## Begin Stored records

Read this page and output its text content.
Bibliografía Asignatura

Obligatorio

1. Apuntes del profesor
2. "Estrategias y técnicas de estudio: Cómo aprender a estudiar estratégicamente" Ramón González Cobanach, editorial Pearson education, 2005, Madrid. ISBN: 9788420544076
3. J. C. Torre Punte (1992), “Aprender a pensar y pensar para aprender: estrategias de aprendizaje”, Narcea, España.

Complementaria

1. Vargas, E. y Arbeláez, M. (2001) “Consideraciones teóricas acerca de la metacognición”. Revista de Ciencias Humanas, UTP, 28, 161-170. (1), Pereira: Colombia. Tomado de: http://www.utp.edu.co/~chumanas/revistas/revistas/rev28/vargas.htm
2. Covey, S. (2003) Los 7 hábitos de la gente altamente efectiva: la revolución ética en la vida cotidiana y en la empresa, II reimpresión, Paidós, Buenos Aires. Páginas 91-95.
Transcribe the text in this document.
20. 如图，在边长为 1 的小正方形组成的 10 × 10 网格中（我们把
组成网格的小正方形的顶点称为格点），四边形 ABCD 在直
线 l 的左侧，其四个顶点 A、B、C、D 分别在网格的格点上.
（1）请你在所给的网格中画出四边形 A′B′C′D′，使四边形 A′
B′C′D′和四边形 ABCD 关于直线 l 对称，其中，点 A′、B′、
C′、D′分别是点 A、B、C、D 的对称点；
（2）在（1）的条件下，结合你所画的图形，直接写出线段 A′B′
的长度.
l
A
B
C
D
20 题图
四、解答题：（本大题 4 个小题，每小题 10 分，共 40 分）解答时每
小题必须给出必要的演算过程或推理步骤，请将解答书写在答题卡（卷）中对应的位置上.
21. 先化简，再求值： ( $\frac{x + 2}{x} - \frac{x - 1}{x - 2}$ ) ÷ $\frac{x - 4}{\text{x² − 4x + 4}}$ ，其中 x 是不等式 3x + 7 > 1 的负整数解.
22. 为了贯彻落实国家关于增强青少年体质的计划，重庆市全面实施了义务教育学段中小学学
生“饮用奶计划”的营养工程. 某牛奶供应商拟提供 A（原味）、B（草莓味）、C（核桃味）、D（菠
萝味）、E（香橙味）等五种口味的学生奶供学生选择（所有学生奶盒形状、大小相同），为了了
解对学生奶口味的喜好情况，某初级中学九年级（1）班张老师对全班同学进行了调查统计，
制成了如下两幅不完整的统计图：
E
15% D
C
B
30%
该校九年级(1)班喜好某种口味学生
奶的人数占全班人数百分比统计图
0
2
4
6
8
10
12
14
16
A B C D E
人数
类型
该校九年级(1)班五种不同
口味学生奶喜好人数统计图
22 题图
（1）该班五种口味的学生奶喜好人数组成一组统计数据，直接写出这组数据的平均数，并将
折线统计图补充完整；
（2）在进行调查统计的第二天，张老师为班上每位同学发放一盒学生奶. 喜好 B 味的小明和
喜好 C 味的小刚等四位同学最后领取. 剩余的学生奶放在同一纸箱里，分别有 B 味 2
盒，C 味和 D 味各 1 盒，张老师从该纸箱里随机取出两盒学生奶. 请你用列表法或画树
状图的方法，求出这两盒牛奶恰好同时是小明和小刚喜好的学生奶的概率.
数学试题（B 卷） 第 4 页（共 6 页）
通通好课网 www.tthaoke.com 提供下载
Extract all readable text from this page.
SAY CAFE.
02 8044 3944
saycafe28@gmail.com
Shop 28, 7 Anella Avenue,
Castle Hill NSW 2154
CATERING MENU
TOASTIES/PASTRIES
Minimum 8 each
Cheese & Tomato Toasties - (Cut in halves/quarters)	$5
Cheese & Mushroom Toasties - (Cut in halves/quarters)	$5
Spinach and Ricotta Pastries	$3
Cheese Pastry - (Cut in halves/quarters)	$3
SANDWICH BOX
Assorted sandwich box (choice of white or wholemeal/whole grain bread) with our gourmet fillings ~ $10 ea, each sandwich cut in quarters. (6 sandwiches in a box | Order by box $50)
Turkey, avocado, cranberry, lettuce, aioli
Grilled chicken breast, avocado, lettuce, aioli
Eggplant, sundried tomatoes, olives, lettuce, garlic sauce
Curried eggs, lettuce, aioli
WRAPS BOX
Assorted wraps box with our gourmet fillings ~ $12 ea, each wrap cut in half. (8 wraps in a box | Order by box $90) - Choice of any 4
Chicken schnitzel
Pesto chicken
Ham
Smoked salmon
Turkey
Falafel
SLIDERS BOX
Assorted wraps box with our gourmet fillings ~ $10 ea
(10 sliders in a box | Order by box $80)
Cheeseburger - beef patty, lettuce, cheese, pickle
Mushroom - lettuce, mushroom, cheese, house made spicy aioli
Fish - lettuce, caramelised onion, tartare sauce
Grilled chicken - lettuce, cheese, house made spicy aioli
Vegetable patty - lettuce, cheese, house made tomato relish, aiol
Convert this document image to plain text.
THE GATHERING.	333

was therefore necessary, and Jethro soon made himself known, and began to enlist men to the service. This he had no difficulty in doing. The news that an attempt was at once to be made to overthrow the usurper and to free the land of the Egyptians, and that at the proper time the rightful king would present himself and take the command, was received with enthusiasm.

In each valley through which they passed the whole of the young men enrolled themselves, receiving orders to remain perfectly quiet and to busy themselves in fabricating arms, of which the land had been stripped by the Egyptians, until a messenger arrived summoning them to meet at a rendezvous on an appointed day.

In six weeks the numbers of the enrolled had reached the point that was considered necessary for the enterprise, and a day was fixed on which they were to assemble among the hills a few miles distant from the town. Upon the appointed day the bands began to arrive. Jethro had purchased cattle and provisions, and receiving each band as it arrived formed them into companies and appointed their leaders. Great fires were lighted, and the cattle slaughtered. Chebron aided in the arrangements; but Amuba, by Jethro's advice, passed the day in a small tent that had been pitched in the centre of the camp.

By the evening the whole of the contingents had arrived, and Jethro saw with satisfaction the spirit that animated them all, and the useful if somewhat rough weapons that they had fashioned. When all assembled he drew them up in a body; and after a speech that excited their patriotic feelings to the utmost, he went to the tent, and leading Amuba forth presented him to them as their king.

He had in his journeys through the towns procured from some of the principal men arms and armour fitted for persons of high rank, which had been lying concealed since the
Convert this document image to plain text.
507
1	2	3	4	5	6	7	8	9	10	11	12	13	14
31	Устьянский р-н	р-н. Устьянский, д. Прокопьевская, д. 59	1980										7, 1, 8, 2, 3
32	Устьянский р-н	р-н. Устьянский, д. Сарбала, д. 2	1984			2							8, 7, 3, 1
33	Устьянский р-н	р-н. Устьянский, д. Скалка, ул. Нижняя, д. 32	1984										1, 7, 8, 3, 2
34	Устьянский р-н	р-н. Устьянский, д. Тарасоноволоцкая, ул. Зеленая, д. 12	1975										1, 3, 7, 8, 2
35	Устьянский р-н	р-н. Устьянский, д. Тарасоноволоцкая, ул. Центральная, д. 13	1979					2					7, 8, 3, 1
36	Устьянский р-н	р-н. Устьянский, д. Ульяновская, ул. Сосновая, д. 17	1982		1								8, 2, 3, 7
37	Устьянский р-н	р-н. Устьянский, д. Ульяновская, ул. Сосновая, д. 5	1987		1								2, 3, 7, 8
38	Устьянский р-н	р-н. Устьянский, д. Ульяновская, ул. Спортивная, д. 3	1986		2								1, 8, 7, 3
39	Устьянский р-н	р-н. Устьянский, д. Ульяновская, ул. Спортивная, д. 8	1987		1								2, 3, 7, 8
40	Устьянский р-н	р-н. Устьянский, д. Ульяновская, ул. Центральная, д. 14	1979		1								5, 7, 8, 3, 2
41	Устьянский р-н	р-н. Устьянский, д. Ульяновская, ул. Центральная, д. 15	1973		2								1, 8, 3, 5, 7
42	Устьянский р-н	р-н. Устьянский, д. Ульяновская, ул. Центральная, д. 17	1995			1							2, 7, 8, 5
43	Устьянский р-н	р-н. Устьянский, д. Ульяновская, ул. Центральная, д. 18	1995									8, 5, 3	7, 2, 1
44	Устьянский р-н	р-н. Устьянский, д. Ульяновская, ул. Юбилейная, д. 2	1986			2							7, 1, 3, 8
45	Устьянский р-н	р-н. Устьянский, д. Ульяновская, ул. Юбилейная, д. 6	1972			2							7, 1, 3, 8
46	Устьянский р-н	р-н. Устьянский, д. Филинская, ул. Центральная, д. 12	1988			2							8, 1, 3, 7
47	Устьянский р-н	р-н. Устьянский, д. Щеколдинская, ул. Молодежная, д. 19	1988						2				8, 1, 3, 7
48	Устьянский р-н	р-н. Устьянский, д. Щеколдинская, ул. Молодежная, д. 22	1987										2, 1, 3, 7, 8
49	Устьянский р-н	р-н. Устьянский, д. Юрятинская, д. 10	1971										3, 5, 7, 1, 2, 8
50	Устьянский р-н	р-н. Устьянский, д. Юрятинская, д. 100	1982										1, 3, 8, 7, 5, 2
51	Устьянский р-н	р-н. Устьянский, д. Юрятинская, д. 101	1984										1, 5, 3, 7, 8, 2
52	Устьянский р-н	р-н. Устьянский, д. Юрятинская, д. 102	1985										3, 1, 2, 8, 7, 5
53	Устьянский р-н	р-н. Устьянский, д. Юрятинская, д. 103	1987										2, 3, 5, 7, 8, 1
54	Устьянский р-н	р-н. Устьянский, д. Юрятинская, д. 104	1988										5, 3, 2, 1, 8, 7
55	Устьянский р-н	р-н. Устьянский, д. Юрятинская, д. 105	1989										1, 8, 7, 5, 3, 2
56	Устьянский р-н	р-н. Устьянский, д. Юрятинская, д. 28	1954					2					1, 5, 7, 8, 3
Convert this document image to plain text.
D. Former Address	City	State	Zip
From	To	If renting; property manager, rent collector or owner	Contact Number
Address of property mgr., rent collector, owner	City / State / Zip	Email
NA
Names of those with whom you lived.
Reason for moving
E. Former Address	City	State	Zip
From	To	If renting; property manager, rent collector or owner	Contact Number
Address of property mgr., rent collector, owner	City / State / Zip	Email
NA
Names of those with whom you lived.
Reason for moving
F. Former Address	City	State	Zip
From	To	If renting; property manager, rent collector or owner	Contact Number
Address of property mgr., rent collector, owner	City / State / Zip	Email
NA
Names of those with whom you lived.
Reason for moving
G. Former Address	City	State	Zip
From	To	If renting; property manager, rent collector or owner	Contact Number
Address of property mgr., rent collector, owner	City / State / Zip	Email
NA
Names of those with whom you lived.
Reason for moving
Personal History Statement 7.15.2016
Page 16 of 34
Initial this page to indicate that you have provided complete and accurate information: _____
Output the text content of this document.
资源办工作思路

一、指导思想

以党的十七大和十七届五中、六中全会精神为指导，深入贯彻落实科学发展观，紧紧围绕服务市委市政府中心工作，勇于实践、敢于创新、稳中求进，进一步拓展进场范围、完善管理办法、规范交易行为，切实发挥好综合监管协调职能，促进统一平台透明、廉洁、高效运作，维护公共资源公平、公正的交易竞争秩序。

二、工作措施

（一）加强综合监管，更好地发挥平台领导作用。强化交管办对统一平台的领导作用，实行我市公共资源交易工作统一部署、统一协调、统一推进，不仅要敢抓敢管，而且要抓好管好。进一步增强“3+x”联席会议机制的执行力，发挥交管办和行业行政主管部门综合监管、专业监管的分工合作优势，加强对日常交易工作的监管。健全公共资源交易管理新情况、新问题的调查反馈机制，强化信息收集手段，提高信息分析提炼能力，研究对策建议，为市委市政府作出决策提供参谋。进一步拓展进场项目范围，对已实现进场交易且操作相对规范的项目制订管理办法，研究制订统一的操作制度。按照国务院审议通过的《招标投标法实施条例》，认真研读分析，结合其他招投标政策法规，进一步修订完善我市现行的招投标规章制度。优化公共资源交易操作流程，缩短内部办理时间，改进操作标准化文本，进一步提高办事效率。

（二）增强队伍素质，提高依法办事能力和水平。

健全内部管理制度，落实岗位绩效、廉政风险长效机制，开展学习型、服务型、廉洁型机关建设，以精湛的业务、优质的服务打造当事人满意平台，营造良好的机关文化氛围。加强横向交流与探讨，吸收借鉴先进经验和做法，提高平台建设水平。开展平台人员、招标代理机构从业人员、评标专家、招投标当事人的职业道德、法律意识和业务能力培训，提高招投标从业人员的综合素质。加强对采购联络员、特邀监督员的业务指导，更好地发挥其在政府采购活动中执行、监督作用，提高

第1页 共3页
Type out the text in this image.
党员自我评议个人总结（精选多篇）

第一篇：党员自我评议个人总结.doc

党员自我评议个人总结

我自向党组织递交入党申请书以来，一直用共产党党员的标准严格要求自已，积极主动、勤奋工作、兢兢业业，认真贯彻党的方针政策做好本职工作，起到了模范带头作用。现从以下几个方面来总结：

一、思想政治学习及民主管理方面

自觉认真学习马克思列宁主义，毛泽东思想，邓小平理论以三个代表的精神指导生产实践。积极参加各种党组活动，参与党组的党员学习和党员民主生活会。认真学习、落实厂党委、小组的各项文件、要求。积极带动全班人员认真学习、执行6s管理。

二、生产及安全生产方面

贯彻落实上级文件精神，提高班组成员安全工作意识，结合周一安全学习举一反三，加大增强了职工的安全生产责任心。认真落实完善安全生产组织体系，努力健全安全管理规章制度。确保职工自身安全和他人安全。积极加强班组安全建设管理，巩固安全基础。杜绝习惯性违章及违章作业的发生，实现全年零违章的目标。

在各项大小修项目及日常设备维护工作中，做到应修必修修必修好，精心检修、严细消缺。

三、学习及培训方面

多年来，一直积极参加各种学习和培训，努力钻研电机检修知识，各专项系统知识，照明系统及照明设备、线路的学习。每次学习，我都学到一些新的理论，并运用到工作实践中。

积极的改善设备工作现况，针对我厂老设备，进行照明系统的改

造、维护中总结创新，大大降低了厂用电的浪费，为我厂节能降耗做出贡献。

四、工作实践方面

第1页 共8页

## End Stored records

*Problem*. Only a number is wanted: how many lines of the material above hold "Щеколдинская"?

*Result for this exercise*. 2